* START Material supplied *

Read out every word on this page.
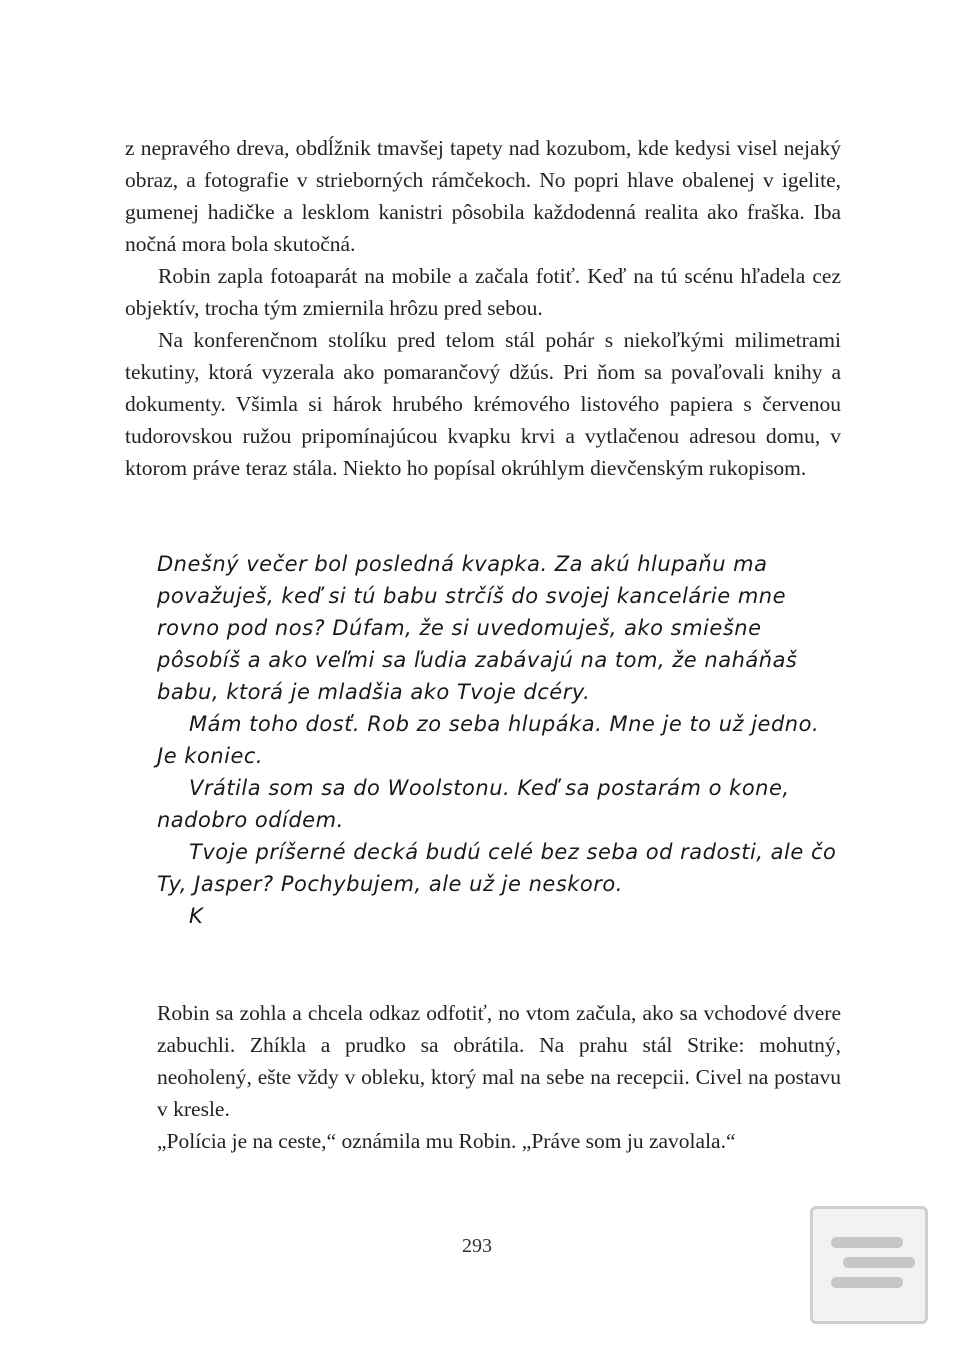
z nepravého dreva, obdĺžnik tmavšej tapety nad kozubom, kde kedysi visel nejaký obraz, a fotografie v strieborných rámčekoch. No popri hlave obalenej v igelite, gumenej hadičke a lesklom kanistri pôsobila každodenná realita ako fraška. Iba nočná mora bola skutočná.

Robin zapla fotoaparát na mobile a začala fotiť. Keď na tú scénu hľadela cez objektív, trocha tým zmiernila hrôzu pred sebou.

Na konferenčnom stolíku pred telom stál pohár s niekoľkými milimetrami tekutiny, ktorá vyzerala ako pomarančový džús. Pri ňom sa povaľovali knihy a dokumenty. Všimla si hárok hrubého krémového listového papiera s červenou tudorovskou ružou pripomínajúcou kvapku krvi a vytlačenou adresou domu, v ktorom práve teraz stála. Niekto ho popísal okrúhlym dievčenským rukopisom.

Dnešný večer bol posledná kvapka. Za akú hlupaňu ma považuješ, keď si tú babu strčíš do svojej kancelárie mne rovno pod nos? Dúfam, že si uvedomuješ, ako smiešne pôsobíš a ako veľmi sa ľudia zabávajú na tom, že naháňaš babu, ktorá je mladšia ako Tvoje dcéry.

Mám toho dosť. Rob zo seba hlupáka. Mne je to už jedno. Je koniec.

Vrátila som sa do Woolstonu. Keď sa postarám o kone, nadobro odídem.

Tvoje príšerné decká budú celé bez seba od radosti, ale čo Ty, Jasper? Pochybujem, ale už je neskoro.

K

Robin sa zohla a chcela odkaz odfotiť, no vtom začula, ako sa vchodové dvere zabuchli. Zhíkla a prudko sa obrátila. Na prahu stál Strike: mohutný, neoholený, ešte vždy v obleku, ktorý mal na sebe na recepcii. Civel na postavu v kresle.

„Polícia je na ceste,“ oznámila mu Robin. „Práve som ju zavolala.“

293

* END Material supplied *

What you should do:
State the count of lines that contain the string "pred". Nothing else is needed.

Complete response:
2